Dataset excerpts:
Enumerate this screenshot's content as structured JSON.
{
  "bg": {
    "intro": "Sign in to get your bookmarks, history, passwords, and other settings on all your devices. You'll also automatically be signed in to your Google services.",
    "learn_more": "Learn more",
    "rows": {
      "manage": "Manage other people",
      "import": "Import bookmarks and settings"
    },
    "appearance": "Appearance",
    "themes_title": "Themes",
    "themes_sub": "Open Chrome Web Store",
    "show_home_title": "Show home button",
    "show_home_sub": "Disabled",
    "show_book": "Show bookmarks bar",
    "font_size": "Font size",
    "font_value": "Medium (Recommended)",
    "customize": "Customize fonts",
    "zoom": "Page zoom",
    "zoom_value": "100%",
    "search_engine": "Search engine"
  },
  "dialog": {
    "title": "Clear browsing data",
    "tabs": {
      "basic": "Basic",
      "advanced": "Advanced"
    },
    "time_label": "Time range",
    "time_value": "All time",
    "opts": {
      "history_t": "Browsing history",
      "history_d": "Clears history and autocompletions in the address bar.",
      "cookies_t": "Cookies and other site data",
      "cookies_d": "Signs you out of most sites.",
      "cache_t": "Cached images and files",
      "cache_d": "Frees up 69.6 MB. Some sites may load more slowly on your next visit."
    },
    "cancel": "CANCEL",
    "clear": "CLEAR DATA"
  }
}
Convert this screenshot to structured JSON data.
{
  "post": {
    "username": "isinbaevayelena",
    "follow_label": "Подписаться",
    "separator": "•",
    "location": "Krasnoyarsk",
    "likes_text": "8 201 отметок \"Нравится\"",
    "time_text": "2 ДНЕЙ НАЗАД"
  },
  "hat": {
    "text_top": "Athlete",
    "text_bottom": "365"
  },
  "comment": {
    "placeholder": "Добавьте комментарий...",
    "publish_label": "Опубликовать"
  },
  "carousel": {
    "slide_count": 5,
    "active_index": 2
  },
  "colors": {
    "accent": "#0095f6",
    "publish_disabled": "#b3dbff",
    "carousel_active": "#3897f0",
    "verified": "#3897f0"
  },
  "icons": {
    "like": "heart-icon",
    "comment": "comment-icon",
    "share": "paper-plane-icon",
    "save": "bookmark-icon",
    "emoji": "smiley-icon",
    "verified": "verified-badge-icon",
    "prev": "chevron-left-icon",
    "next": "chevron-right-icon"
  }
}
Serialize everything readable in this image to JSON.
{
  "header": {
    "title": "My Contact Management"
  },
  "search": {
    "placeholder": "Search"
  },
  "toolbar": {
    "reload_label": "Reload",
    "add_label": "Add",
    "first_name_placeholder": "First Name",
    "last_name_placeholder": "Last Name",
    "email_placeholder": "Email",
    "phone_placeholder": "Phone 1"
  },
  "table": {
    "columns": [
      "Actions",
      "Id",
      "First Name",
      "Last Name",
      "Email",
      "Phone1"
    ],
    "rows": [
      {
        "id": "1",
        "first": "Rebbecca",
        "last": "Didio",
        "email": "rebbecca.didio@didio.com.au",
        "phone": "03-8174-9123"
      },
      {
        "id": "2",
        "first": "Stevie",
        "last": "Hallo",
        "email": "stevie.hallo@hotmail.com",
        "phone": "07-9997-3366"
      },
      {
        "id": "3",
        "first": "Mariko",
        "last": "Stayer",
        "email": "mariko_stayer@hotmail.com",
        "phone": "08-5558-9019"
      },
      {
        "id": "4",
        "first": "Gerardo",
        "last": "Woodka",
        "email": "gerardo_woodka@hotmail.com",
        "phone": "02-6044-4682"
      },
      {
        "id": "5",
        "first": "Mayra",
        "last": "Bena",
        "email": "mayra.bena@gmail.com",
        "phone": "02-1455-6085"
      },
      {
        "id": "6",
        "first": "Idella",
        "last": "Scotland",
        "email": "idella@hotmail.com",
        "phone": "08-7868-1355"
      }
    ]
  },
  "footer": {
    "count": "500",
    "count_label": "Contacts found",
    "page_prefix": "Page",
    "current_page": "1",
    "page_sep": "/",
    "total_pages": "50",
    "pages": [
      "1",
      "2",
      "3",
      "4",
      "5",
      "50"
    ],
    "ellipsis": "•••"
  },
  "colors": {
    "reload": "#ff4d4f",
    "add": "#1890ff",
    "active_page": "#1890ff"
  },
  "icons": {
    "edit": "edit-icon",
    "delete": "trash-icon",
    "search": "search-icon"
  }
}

==

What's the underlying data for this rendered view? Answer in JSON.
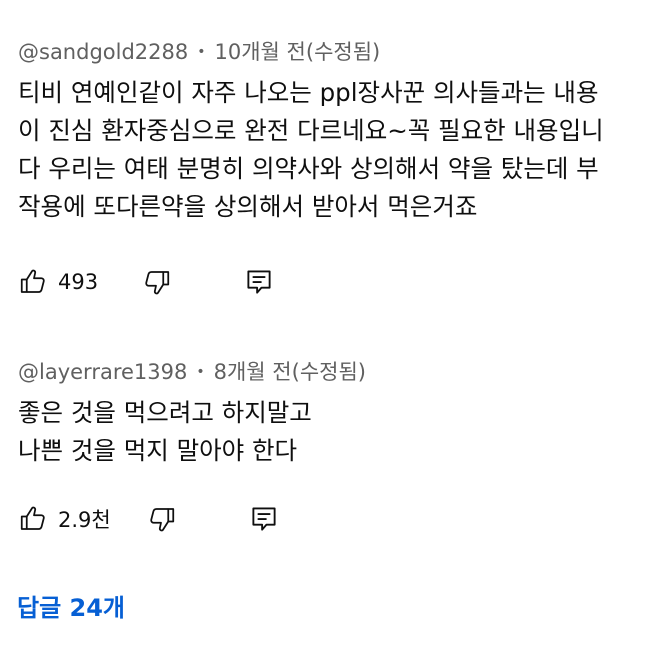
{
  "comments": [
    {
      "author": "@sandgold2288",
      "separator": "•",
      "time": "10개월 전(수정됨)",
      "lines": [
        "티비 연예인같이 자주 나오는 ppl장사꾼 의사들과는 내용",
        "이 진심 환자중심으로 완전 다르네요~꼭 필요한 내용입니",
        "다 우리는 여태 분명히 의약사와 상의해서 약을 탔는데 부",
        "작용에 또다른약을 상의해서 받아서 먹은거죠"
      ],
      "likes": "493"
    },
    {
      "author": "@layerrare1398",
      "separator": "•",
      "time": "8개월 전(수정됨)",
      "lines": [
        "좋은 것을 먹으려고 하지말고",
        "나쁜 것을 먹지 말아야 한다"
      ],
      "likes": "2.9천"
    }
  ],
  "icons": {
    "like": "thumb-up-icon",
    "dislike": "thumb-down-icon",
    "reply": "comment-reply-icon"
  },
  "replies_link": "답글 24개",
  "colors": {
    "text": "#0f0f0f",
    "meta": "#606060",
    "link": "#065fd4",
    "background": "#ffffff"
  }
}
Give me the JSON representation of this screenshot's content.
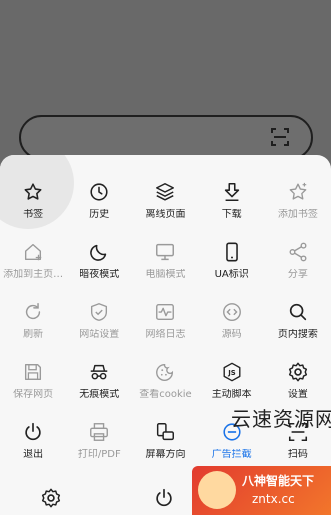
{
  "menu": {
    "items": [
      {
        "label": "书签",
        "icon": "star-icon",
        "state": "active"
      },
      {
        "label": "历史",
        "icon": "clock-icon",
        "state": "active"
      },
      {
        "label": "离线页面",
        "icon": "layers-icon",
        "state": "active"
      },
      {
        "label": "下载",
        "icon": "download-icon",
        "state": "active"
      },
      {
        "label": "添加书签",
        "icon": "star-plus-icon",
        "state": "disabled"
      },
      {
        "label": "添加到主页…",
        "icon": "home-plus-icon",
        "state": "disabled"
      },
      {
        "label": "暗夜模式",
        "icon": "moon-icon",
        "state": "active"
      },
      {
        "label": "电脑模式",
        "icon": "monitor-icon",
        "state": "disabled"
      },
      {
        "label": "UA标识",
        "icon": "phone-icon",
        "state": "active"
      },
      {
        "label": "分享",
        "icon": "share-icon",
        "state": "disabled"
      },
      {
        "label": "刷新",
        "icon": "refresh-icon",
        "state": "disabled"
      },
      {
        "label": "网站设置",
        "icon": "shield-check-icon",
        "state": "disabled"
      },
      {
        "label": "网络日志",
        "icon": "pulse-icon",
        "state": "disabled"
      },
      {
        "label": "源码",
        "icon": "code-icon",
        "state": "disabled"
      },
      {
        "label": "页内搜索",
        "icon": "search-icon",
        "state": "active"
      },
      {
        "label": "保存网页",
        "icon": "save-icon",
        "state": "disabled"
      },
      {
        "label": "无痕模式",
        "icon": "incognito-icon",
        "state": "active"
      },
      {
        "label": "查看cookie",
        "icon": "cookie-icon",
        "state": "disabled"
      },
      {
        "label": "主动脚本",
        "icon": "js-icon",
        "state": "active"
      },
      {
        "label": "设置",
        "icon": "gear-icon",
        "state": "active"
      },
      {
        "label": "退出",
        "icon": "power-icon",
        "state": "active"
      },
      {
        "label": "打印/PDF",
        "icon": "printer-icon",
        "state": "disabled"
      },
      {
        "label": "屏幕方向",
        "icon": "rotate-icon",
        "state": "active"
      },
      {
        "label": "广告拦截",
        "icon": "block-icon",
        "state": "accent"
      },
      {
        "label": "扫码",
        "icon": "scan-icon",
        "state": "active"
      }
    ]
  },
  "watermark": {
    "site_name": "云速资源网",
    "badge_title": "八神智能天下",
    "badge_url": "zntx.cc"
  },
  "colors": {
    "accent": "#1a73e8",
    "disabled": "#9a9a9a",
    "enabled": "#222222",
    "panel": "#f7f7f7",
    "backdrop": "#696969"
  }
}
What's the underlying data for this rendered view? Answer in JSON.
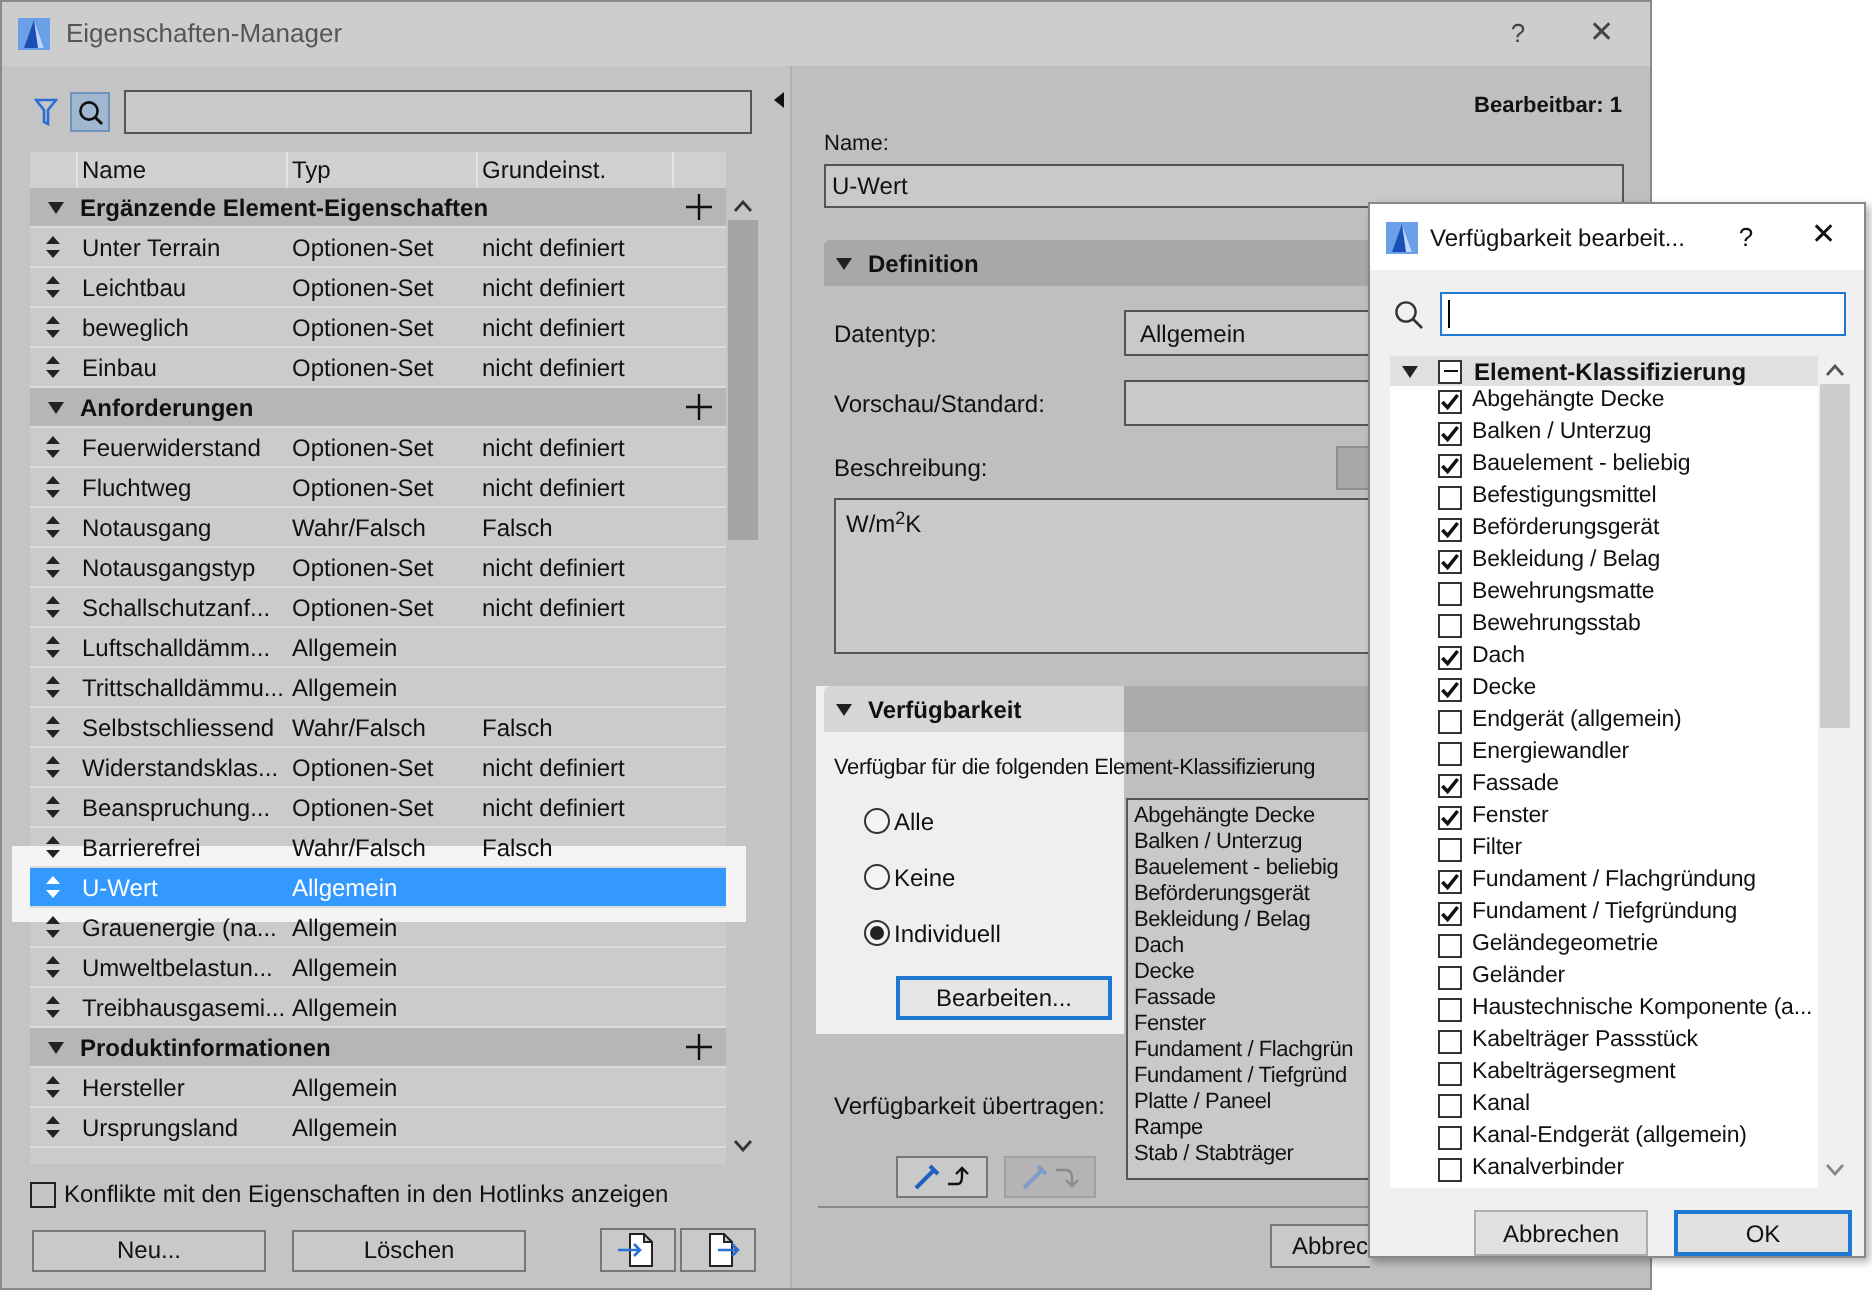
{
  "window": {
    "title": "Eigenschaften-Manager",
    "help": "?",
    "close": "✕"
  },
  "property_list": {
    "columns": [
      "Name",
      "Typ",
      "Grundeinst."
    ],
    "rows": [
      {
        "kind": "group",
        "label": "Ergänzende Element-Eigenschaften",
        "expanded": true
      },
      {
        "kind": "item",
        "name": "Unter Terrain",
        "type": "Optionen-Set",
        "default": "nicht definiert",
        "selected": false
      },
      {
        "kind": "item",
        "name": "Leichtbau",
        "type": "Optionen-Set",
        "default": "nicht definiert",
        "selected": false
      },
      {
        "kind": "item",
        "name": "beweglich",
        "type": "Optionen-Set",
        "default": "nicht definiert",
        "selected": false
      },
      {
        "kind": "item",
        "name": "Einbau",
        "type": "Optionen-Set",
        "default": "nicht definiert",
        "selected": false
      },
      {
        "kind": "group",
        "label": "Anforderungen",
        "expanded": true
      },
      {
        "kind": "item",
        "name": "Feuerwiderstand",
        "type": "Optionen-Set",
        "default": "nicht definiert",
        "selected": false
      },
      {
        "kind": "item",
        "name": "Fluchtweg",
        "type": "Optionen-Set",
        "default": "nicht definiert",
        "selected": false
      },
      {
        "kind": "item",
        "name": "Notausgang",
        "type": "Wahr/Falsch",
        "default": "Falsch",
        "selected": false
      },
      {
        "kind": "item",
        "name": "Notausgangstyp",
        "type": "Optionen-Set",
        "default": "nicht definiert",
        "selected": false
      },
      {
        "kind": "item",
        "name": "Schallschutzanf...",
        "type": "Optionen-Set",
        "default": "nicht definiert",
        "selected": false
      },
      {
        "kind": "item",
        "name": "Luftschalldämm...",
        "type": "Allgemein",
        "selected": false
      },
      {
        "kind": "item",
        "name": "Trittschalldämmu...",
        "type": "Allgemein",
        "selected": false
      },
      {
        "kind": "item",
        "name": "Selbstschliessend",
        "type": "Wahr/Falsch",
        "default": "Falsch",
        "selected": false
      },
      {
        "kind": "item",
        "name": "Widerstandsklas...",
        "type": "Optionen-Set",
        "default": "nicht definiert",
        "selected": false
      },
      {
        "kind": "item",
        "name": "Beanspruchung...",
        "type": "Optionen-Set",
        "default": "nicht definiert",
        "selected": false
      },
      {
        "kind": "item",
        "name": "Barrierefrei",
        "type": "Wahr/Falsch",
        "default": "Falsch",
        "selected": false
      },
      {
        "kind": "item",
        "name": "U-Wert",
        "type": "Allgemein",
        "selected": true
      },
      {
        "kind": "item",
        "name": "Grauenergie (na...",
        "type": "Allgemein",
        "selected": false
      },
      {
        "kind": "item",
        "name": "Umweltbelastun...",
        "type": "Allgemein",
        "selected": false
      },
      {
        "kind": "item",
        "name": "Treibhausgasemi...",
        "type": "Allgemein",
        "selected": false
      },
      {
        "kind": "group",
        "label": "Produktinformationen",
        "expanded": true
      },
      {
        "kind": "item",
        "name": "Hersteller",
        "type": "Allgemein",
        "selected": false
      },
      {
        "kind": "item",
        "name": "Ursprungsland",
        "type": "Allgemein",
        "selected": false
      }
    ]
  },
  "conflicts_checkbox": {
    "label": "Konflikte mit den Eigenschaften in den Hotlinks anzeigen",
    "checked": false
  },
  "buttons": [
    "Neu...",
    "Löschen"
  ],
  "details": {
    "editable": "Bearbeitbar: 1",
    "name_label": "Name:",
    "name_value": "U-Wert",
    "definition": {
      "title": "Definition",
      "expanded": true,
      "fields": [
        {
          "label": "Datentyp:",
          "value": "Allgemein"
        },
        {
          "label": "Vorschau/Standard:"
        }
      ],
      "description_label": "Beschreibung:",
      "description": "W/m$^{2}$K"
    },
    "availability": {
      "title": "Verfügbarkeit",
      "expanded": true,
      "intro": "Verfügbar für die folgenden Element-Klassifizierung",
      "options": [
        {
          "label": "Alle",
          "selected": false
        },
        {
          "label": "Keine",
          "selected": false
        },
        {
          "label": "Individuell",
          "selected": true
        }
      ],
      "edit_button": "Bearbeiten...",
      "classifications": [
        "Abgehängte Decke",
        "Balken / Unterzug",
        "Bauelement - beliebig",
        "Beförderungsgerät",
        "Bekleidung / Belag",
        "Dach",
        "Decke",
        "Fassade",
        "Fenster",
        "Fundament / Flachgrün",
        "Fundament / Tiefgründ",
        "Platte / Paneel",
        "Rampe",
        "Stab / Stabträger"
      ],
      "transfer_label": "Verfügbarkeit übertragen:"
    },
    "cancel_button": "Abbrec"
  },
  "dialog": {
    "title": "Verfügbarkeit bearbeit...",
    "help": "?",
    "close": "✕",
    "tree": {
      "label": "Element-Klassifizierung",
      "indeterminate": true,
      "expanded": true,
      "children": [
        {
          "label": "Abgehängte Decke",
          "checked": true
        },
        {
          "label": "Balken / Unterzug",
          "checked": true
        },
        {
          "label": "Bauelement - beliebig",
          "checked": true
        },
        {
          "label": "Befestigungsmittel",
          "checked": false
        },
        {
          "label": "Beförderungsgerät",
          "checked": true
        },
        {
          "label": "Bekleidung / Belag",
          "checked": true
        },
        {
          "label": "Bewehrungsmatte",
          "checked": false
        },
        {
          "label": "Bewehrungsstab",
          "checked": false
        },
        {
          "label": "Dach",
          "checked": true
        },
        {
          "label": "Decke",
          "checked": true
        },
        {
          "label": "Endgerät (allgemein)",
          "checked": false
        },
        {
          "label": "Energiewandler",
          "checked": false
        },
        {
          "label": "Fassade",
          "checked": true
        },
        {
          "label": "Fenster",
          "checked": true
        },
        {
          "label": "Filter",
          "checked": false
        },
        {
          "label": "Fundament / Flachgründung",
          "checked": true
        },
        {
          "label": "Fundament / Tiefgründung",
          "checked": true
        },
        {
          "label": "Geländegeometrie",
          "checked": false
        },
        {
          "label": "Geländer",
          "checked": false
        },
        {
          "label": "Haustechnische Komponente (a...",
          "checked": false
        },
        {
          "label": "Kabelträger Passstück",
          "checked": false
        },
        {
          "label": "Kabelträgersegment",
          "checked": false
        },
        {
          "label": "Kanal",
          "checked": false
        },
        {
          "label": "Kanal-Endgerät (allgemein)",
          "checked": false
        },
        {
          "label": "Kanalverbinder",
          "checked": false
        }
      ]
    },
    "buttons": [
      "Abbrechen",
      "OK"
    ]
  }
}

### [What is required]
Scan the material and collect every line that contains "Abgehängte".

### [Expected answer]
        "Abgehängte Decke",
          "label": "Abgehängte Decke",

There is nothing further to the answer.